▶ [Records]
----
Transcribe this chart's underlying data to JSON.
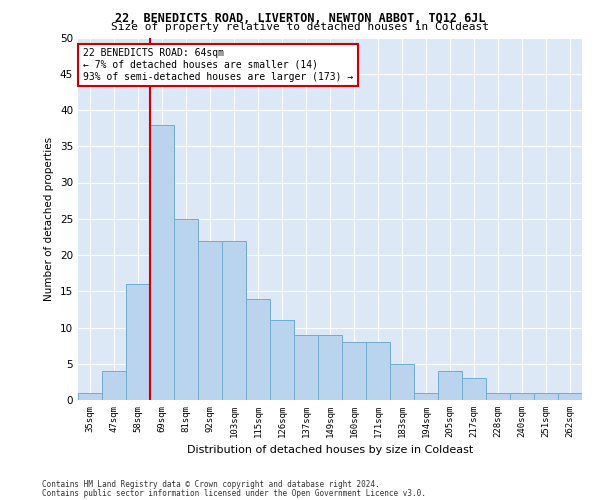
{
  "title": "22, BENEDICTS ROAD, LIVERTON, NEWTON ABBOT, TQ12 6JL",
  "subtitle": "Size of property relative to detached houses in Coldeast",
  "xlabel": "Distribution of detached houses by size in Coldeast",
  "ylabel": "Number of detached properties",
  "categories": [
    "35sqm",
    "47sqm",
    "58sqm",
    "69sqm",
    "81sqm",
    "92sqm",
    "103sqm",
    "115sqm",
    "126sqm",
    "137sqm",
    "149sqm",
    "160sqm",
    "171sqm",
    "183sqm",
    "194sqm",
    "205sqm",
    "217sqm",
    "228sqm",
    "240sqm",
    "251sqm",
    "262sqm"
  ],
  "values": [
    1,
    4,
    16,
    38,
    25,
    22,
    22,
    14,
    11,
    9,
    9,
    8,
    8,
    5,
    1,
    4,
    3,
    1,
    1,
    1,
    1
  ],
  "bar_color": "#bad4ee",
  "bar_edge_color": "#6baed6",
  "vline_color": "#cc0000",
  "annotation_text": "22 BENEDICTS ROAD: 64sqm\n← 7% of detached houses are smaller (14)\n93% of semi-detached houses are larger (173) →",
  "annotation_box_color": "#ffffff",
  "annotation_box_edge": "#cc0000",
  "ylim": [
    0,
    50
  ],
  "yticks": [
    0,
    5,
    10,
    15,
    20,
    25,
    30,
    35,
    40,
    45,
    50
  ],
  "background_color": "#dce8f5",
  "grid_color": "#ffffff",
  "fig_background": "#ffffff",
  "footer1": "Contains HM Land Registry data © Crown copyright and database right 2024.",
  "footer2": "Contains public sector information licensed under the Open Government Licence v3.0."
}
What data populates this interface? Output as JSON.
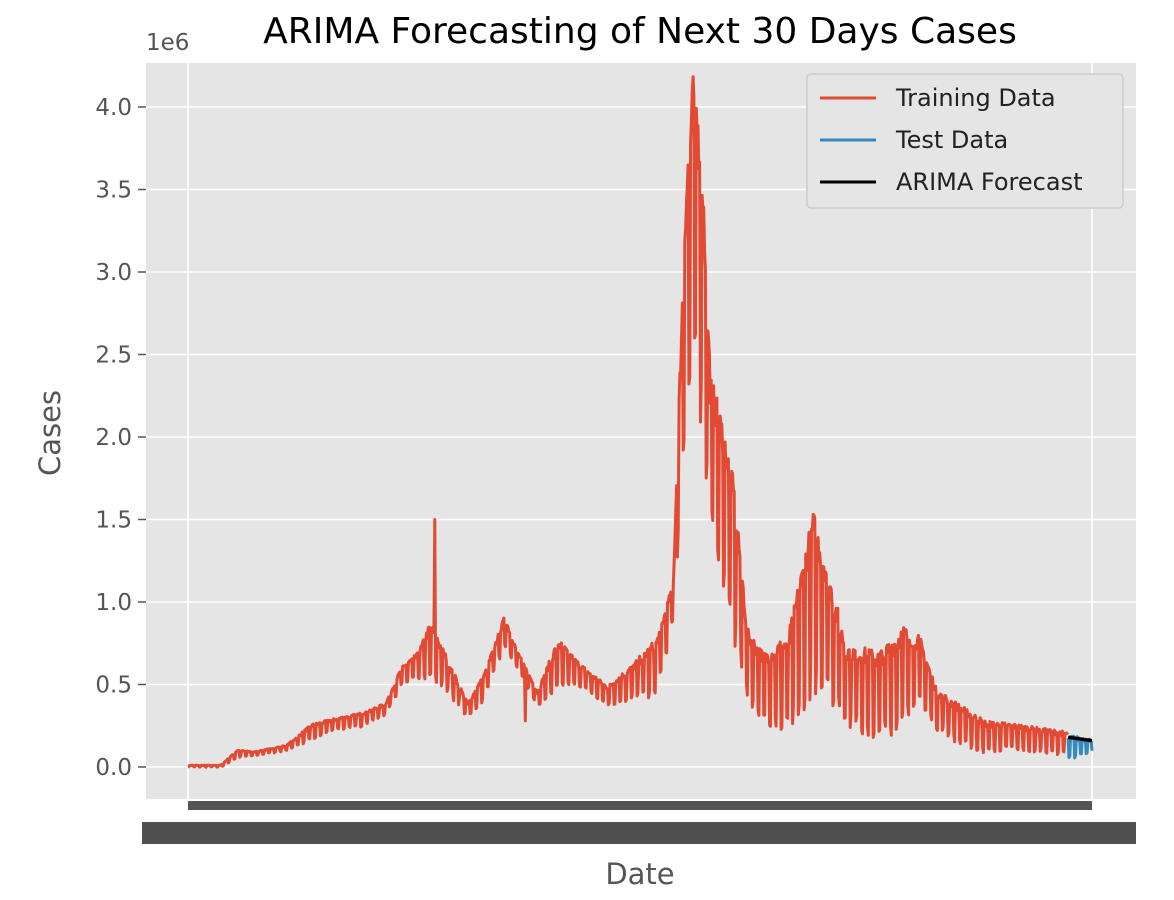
{
  "chart_data": {
    "type": "line",
    "title": "ARIMA Forecasting of Next 30 Days Cases",
    "xlabel": "Date",
    "ylabel": "Cases",
    "y_scale_label": "1e6",
    "ylim": [
      -0.2,
      4.2
    ],
    "y_ticks": [
      0.0,
      0.5,
      1.0,
      1.5,
      2.0,
      2.5,
      3.0,
      3.5,
      4.0
    ],
    "y_tick_labels": [
      "0.0",
      "0.5",
      "1.0",
      "1.5",
      "2.0",
      "2.5",
      "3.0",
      "3.5",
      "4.0"
    ],
    "x_tick_labels_note": "",
    "grid": true,
    "legend_position": "top-right",
    "x_points": 1100,
    "series": [
      {
        "name": "Training Data",
        "color": "#E24A33",
        "x_range": [
          0,
          1070
        ],
        "envelope_knots": [
          [
            0,
            0.0,
            0.01
          ],
          [
            40,
            0.0,
            0.01
          ],
          [
            60,
            0.06,
            0.1
          ],
          [
            80,
            0.07,
            0.09
          ],
          [
            120,
            0.1,
            0.13
          ],
          [
            150,
            0.17,
            0.25
          ],
          [
            180,
            0.23,
            0.29
          ],
          [
            210,
            0.25,
            0.32
          ],
          [
            240,
            0.32,
            0.38
          ],
          [
            260,
            0.5,
            0.6
          ],
          [
            280,
            0.55,
            0.68
          ],
          [
            295,
            0.55,
            0.85
          ],
          [
            310,
            0.5,
            0.7
          ],
          [
            340,
            0.3,
            0.38
          ],
          [
            360,
            0.42,
            0.55
          ],
          [
            385,
            0.75,
            0.9
          ],
          [
            400,
            0.6,
            0.7
          ],
          [
            425,
            0.38,
            0.45
          ],
          [
            450,
            0.48,
            0.75
          ],
          [
            475,
            0.5,
            0.62
          ],
          [
            510,
            0.38,
            0.48
          ],
          [
            540,
            0.42,
            0.6
          ],
          [
            570,
            0.45,
            0.75
          ],
          [
            590,
            0.9,
            1.1
          ],
          [
            605,
            2.2,
            3.4
          ],
          [
            615,
            2.5,
            4.08
          ],
          [
            625,
            2.2,
            3.6
          ],
          [
            635,
            1.5,
            2.3
          ],
          [
            650,
            1.2,
            2.0
          ],
          [
            665,
            0.8,
            1.6
          ],
          [
            680,
            0.45,
            0.8
          ],
          [
            700,
            0.3,
            0.65
          ],
          [
            730,
            0.25,
            0.75
          ],
          [
            760,
            0.55,
            1.45
          ],
          [
            775,
            0.5,
            1.2
          ],
          [
            800,
            0.3,
            0.7
          ],
          [
            840,
            0.2,
            0.65
          ],
          [
            870,
            0.3,
            0.8
          ],
          [
            890,
            0.4,
            0.75
          ],
          [
            910,
            0.25,
            0.45
          ],
          [
            940,
            0.15,
            0.35
          ],
          [
            970,
            0.1,
            0.26
          ],
          [
            1000,
            0.12,
            0.25
          ],
          [
            1040,
            0.1,
            0.22
          ],
          [
            1070,
            0.08,
            0.2
          ]
        ],
        "spikes": [
          [
            300,
            1.5
          ],
          [
            330,
            0.42
          ],
          [
            410,
            0.28
          ]
        ]
      },
      {
        "name": "Test Data",
        "color": "#348ABD",
        "x_range": [
          1070,
          1099
        ],
        "envelope_knots": [
          [
            1070,
            0.05,
            0.18
          ],
          [
            1085,
            0.08,
            0.17
          ],
          [
            1099,
            0.1,
            0.16
          ]
        ]
      },
      {
        "name": "ARIMA Forecast",
        "color": "#000000",
        "x_range": [
          1070,
          1099
        ],
        "values_start_end": [
          0.18,
          0.16
        ]
      }
    ]
  }
}
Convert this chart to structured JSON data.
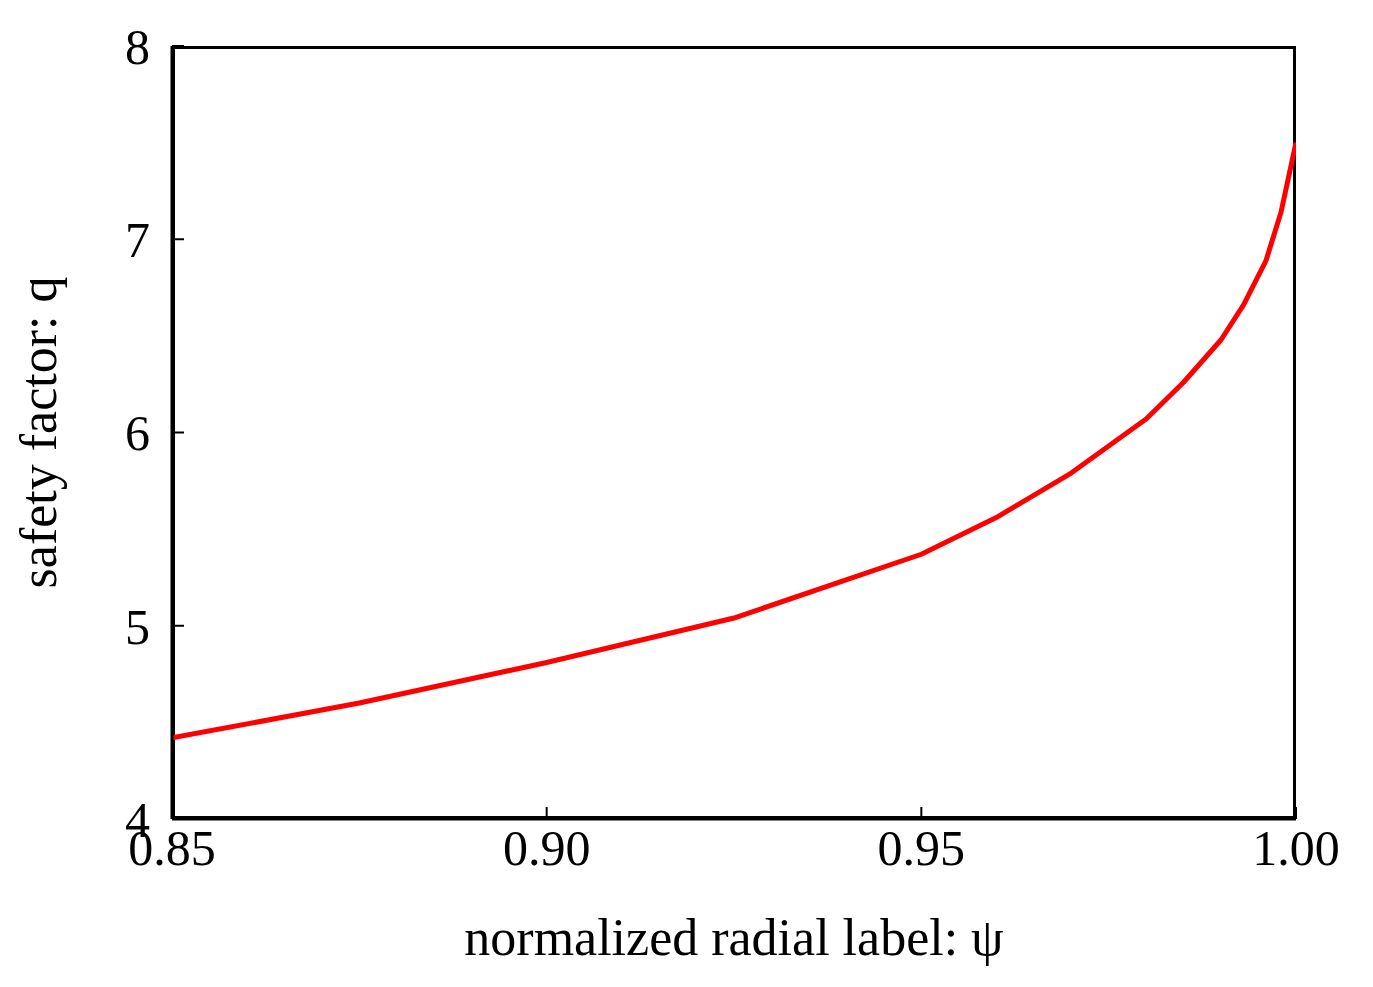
{
  "chart_data": {
    "type": "line",
    "xlabel": "normalized radial label: ψ",
    "ylabel": "safety factor: q",
    "x": [
      0.85,
      0.875,
      0.9,
      0.925,
      0.95,
      0.96,
      0.97,
      0.98,
      0.985,
      0.99,
      0.993,
      0.996,
      0.998,
      1.0
    ],
    "series": [
      {
        "color": "#ff0000",
        "values": [
          4.42,
          4.6,
          4.81,
          5.04,
          5.37,
          5.56,
          5.79,
          6.07,
          6.26,
          6.48,
          6.66,
          6.89,
          7.14,
          7.5
        ]
      }
    ],
    "xlim": [
      0.85,
      1.0
    ],
    "xticks": [
      {
        "value": 0.85,
        "label": "0.85"
      },
      {
        "value": 0.9,
        "label": "0.90"
      },
      {
        "value": 0.95,
        "label": "0.95"
      },
      {
        "value": 1.0,
        "label": "1.00"
      }
    ],
    "ylim": [
      4,
      8
    ],
    "yticks": [
      4,
      5,
      6,
      7,
      8
    ],
    "marker": "none",
    "line_style": "solid"
  }
}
----
▶ [Short problem]
Skip the pictures, then retype every line above exactly.

▶ [Worked answer]
Transcribe this chart's underlying data to JSON.
{
  "title": "22, BENEDICTS ROAD, LIVERTON, NEWTON ABBOT, TQ12 6JL",
  "subtitle": "Size of property relative to detached houses in Coldeast",
  "xlabel": "Distribution of detached houses by size in Coldeast",
  "ylabel": "Number of detached properties",
  "categories": [
    "35sqm",
    "47sqm",
    "58sqm",
    "69sqm",
    "81sqm",
    "92sqm",
    "103sqm",
    "115sqm",
    "126sqm",
    "137sqm",
    "149sqm",
    "160sqm",
    "171sqm",
    "183sqm",
    "194sqm",
    "205sqm",
    "217sqm",
    "228sqm",
    "240sqm",
    "251sqm",
    "262sqm"
  ],
  "values": [
    1,
    4,
    16,
    38,
    25,
    22,
    22,
    14,
    11,
    9,
    9,
    8,
    8,
    5,
    1,
    4,
    3,
    1,
    1,
    1,
    1
  ],
  "bar_color": "#bad4ee",
  "bar_edge_color": "#6baed6",
  "vline_color": "#cc0000",
  "annotation_text": "22 BENEDICTS ROAD: 64sqm\n← 7% of detached houses are smaller (14)\n93% of semi-detached houses are larger (173) →",
  "annotation_box_color": "#ffffff",
  "annotation_box_edge": "#cc0000",
  "ylim": [
    0,
    50
  ],
  "yticks": [
    0,
    5,
    10,
    15,
    20,
    25,
    30,
    35,
    40,
    45,
    50
  ],
  "background_color": "#dce8f5",
  "grid_color": "#ffffff",
  "fig_background": "#ffffff",
  "footer1": "Contains HM Land Registry data © Crown copyright and database right 2024.",
  "footer2": "Contains public sector information licensed under the Open Government Licence v3.0."
}
What data populates this interface? Output as JSON.
{
  "chart_data": {
    "type": "line",
    "title": "ARIMA Forecasting of Next 30 Days Cases",
    "xlabel": "Date",
    "ylabel": "Cases",
    "y_scale_label": "1e6",
    "ylim": [
      -0.2,
      4.2
    ],
    "y_ticks": [
      0.0,
      0.5,
      1.0,
      1.5,
      2.0,
      2.5,
      3.0,
      3.5,
      4.0
    ],
    "y_tick_labels": [
      "0.0",
      "0.5",
      "1.0",
      "1.5",
      "2.0",
      "2.5",
      "3.0",
      "3.5",
      "4.0"
    ],
    "x_tick_labels_note": "",
    "grid": true,
    "legend_position": "top-right",
    "x_points": 1100,
    "series": [
      {
        "name": "Training Data",
        "color": "#E24A33",
        "x_range": [
          0,
          1070
        ],
        "envelope_knots": [
          [
            0,
            0.0,
            0.01
          ],
          [
            40,
            0.0,
            0.01
          ],
          [
            60,
            0.06,
            0.1
          ],
          [
            80,
            0.07,
            0.09
          ],
          [
            120,
            0.1,
            0.13
          ],
          [
            150,
            0.17,
            0.25
          ],
          [
            180,
            0.23,
            0.29
          ],
          [
            210,
            0.25,
            0.32
          ],
          [
            240,
            0.32,
            0.38
          ],
          [
            260,
            0.5,
            0.6
          ],
          [
            280,
            0.55,
            0.68
          ],
          [
            295,
            0.55,
            0.85
          ],
          [
            310,
            0.5,
            0.7
          ],
          [
            340,
            0.3,
            0.38
          ],
          [
            360,
            0.42,
            0.55
          ],
          [
            385,
            0.75,
            0.9
          ],
          [
            400,
            0.6,
            0.7
          ],
          [
            425,
            0.38,
            0.45
          ],
          [
            450,
            0.48,
            0.75
          ],
          [
            475,
            0.5,
            0.62
          ],
          [
            510,
            0.38,
            0.48
          ],
          [
            540,
            0.42,
            0.6
          ],
          [
            570,
            0.45,
            0.75
          ],
          [
            590,
            0.9,
            1.1
          ],
          [
            605,
            2.2,
            3.4
          ],
          [
            615,
            2.5,
            4.08
          ],
          [
            625,
            2.2,
            3.6
          ],
          [
            635,
            1.5,
            2.3
          ],
          [
            650,
            1.2,
            2.0
          ],
          [
            665,
            0.8,
            1.6
          ],
          [
            680,
            0.45,
            0.8
          ],
          [
            700,
            0.3,
            0.65
          ],
          [
            730,
            0.25,
            0.75
          ],
          [
            760,
            0.55,
            1.45
          ],
          [
            775,
            0.5,
            1.2
          ],
          [
            800,
            0.3,
            0.7
          ],
          [
            840,
            0.2,
            0.65
          ],
          [
            870,
            0.3,
            0.8
          ],
          [
            890,
            0.4,
            0.75
          ],
          [
            910,
            0.25,
            0.45
          ],
          [
            940,
            0.15,
            0.35
          ],
          [
            970,
            0.1,
            0.26
          ],
          [
            1000,
            0.12,
            0.25
          ],
          [
            1040,
            0.1,
            0.22
          ],
          [
            1070,
            0.08,
            0.2
          ]
        ],
        "spikes": [
          [
            300,
            1.5
          ],
          [
            330,
            0.42
          ],
          [
            410,
            0.28
          ]
        ]
      },
      {
        "name": "Test Data",
        "color": "#348ABD",
        "x_range": [
          1070,
          1099
        ],
        "envelope_knots": [
          [
            1070,
            0.05,
            0.18
          ],
          [
            1085,
            0.08,
            0.17
          ],
          [
            1099,
            0.1,
            0.16
          ]
        ]
      },
      {
        "name": "ARIMA Forecast",
        "color": "#000000",
        "x_range": [
          1070,
          1099
        ],
        "values_start_end": [
          0.18,
          0.16
        ]
      }
    ]
  }
}
Convert this chart to structured JSON data.
{
  "chart_data": {
    "type": "line",
    "xlabel": "normalized radial label: ψ",
    "ylabel": "safety factor: q",
    "x": [
      0.85,
      0.875,
      0.9,
      0.925,
      0.95,
      0.96,
      0.97,
      0.98,
      0.985,
      0.99,
      0.993,
      0.996,
      0.998,
      1.0
    ],
    "series": [
      {
        "color": "#ff0000",
        "values": [
          4.42,
          4.6,
          4.81,
          5.04,
          5.37,
          5.56,
          5.79,
          6.07,
          6.26,
          6.48,
          6.66,
          6.89,
          7.14,
          7.5
        ]
      }
    ],
    "xlim": [
      0.85,
      1.0
    ],
    "xticks": [
      {
        "value": 0.85,
        "label": "0.85"
      },
      {
        "value": 0.9,
        "label": "0.90"
      },
      {
        "value": 0.95,
        "label": "0.95"
      },
      {
        "value": 1.0,
        "label": "1.00"
      }
    ],
    "ylim": [
      4,
      8
    ],
    "yticks": [
      4,
      5,
      6,
      7,
      8
    ],
    "marker": "none",
    "line_style": "solid"
  }
}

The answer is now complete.